▸ **Stored data entries**:
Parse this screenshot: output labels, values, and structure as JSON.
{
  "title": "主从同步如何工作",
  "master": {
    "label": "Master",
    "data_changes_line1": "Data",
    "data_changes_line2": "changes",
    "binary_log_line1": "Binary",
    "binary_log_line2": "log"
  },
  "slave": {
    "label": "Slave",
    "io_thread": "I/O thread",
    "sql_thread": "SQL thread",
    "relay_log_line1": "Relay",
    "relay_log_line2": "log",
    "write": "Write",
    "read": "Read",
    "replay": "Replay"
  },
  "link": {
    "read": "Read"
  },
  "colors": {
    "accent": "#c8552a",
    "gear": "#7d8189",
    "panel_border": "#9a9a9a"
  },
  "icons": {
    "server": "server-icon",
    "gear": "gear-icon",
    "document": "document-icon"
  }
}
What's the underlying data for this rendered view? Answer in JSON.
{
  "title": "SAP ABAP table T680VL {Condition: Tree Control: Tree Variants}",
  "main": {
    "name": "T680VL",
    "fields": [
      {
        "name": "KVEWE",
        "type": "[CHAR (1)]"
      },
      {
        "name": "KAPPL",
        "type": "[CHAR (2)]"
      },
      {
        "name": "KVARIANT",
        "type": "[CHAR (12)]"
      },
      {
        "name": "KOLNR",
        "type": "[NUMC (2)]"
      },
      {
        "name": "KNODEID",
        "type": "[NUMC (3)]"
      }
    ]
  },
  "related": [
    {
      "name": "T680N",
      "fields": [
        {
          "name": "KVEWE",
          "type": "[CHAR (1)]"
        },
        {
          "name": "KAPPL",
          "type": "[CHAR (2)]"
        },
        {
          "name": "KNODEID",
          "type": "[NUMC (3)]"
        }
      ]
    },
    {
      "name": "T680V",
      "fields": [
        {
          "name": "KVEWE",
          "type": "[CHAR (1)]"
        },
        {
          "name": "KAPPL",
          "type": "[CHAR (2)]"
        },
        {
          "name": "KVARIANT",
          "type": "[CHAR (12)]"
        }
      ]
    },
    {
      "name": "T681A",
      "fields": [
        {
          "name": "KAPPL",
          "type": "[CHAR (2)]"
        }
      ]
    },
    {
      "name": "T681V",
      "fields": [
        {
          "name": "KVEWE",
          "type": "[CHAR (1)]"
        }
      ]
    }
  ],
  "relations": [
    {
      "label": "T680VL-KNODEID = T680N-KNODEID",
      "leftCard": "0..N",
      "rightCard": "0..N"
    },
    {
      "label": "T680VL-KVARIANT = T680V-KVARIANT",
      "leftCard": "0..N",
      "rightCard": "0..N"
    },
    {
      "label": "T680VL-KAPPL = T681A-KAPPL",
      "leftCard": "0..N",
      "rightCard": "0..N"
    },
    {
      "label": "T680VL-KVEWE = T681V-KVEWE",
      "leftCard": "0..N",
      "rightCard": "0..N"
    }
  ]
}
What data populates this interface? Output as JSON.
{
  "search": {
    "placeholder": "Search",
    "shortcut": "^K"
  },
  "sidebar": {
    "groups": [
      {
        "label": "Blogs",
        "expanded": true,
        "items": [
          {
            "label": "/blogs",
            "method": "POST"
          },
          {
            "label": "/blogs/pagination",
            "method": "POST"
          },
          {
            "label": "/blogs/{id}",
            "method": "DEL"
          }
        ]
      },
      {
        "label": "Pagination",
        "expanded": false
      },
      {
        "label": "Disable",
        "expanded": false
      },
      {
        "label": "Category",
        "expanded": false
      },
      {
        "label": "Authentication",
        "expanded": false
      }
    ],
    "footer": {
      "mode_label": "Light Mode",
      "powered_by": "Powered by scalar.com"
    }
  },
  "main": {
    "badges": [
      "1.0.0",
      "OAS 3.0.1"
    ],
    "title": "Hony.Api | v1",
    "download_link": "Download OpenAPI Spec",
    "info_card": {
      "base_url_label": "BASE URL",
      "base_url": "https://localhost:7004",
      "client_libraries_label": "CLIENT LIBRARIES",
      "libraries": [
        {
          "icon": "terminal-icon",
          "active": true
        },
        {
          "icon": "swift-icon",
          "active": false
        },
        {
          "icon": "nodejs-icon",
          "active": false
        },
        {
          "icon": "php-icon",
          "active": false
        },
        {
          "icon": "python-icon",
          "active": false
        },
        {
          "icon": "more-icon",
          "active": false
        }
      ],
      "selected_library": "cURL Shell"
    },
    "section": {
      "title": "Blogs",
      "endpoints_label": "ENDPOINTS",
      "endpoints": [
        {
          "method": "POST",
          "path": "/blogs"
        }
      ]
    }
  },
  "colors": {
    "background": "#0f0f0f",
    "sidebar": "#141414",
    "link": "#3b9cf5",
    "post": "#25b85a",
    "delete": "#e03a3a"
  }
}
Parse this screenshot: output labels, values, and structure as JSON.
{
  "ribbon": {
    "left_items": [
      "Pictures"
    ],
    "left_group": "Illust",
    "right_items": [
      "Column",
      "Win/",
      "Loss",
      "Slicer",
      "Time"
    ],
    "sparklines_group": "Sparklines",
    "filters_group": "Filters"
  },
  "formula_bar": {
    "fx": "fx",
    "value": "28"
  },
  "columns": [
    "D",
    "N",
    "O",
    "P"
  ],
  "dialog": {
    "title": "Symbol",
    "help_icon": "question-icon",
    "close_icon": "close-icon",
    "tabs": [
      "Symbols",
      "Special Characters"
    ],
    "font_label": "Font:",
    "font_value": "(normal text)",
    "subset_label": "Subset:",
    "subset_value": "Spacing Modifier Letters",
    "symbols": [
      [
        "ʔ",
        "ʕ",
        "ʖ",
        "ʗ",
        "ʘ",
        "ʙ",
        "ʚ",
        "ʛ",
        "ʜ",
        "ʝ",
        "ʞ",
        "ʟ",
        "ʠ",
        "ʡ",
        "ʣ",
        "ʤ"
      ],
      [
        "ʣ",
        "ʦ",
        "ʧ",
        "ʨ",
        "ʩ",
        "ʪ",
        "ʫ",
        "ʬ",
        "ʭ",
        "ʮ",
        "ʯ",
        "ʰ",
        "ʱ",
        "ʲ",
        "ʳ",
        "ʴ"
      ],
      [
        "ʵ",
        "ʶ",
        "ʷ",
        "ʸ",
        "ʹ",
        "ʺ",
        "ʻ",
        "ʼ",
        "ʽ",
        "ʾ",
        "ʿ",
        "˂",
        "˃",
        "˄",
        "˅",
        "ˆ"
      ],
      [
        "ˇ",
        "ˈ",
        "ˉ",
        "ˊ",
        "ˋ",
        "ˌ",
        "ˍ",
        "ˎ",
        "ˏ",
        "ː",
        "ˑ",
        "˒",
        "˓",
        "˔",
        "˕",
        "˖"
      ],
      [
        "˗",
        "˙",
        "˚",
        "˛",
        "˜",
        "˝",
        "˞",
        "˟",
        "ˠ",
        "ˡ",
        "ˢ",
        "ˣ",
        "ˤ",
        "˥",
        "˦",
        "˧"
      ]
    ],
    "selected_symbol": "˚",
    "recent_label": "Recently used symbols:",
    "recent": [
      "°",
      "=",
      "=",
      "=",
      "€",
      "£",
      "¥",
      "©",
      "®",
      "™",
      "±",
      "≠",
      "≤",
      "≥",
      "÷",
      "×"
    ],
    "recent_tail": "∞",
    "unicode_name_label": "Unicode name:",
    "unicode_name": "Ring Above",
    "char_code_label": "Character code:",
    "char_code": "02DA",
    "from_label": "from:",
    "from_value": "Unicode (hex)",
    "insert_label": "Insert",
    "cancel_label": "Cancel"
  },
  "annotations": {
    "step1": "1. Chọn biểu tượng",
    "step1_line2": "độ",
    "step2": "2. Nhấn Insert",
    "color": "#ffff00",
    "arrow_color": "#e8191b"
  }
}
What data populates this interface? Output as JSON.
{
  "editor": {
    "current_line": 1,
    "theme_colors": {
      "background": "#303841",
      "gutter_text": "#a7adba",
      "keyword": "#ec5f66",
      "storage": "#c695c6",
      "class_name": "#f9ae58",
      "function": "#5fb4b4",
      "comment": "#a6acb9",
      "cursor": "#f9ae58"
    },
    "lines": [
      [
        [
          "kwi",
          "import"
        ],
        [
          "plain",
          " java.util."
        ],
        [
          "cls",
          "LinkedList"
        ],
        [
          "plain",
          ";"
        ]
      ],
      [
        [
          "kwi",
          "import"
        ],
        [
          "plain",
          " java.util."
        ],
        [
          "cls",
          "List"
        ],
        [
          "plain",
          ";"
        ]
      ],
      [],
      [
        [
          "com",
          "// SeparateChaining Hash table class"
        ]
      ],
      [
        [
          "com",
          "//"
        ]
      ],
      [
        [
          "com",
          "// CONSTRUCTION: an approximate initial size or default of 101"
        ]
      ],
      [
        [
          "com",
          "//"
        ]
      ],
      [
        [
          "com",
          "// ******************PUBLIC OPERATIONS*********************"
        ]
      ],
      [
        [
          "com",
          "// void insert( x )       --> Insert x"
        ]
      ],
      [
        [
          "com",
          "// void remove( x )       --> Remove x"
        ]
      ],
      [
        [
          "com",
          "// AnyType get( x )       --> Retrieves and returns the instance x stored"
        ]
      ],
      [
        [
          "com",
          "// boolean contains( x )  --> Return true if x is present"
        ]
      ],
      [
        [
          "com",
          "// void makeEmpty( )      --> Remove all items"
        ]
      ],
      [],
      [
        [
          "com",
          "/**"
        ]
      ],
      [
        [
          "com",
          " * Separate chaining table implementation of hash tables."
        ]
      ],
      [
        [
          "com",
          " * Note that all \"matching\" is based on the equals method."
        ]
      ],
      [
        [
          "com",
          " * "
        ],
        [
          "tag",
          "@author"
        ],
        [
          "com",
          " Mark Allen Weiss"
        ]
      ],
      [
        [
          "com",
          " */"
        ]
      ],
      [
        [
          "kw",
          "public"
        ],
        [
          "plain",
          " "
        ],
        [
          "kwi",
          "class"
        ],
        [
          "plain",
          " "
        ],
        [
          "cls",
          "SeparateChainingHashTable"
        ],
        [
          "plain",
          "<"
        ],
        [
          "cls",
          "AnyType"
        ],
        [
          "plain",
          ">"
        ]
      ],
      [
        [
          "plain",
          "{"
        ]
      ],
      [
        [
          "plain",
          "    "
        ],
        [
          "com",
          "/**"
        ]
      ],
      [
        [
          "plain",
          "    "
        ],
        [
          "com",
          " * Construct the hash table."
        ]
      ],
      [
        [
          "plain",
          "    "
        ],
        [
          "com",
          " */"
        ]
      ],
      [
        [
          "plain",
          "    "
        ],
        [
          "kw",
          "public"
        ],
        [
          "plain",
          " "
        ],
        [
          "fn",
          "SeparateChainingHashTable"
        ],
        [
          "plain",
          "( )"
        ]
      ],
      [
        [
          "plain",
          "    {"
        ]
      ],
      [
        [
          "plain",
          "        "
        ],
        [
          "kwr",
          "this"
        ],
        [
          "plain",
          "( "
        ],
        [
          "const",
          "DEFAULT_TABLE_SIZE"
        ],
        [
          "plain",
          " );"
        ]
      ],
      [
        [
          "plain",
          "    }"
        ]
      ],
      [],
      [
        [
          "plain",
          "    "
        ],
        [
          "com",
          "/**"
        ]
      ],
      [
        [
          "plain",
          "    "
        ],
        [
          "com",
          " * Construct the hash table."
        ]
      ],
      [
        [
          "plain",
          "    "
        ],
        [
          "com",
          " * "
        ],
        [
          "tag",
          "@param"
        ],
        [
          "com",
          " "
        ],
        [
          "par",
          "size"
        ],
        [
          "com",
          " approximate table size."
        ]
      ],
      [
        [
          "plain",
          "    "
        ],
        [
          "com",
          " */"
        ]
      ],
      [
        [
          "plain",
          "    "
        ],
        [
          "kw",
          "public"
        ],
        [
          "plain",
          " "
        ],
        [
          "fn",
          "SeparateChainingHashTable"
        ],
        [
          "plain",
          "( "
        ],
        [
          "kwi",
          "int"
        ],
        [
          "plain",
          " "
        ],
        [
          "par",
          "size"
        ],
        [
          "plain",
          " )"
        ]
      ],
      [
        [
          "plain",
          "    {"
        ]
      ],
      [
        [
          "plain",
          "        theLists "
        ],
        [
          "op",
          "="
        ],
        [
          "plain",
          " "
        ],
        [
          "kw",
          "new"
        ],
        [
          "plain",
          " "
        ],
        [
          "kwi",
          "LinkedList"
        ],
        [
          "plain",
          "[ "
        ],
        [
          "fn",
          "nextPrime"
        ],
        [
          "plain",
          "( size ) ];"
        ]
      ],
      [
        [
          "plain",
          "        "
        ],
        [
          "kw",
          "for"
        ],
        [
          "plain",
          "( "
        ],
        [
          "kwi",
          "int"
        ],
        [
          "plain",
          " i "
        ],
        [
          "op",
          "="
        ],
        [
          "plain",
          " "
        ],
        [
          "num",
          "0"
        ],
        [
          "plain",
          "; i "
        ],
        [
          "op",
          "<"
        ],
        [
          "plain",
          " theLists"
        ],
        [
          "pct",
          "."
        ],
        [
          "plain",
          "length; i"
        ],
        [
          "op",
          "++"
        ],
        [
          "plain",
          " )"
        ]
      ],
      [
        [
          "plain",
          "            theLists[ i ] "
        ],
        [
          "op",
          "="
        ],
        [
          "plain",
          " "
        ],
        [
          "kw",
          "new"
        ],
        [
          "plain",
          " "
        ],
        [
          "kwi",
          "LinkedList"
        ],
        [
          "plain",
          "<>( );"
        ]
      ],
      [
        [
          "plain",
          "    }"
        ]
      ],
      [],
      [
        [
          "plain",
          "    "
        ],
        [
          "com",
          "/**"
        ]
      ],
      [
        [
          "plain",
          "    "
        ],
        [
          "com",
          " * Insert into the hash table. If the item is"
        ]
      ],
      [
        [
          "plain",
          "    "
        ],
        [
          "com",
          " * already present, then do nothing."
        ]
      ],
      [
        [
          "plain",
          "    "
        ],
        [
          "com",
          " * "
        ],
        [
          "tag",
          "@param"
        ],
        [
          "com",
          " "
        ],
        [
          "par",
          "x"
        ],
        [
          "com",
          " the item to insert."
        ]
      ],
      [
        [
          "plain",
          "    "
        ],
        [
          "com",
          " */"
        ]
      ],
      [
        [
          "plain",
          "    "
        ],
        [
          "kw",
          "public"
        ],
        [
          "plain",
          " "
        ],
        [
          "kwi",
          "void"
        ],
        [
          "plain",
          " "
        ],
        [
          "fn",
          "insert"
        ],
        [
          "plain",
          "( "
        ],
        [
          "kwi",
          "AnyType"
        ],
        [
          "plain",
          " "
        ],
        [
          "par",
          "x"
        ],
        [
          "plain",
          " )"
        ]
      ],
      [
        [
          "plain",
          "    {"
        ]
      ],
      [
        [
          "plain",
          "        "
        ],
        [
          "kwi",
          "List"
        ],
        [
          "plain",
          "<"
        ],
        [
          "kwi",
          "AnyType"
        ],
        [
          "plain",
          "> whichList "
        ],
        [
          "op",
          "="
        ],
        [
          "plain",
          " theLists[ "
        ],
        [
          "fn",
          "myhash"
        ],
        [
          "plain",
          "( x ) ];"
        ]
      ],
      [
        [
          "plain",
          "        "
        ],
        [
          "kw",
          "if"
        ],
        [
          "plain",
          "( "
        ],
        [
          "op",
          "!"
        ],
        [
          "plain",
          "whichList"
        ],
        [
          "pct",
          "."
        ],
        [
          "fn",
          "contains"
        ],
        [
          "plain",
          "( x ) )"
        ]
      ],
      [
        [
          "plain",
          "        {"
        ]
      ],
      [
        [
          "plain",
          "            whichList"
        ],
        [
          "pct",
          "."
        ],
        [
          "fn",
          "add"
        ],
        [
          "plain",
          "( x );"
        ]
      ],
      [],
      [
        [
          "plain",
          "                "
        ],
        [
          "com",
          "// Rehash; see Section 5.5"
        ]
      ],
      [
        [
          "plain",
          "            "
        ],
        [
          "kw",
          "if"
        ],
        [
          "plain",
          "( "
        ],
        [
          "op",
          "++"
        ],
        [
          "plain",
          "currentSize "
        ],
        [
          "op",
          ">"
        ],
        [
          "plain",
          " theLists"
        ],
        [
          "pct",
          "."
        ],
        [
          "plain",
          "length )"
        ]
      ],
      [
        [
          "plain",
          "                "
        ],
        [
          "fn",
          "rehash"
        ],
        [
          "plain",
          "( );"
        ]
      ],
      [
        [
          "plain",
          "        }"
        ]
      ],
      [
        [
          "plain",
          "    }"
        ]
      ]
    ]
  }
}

▸ **TASK TO COMPLETE**: Make a copy of each line that contains the string "thread".

▸ **SOLUTION TO THIS TASK**:
    "io_thread": "I/O thread",
    "sql_thread": "SQL thread",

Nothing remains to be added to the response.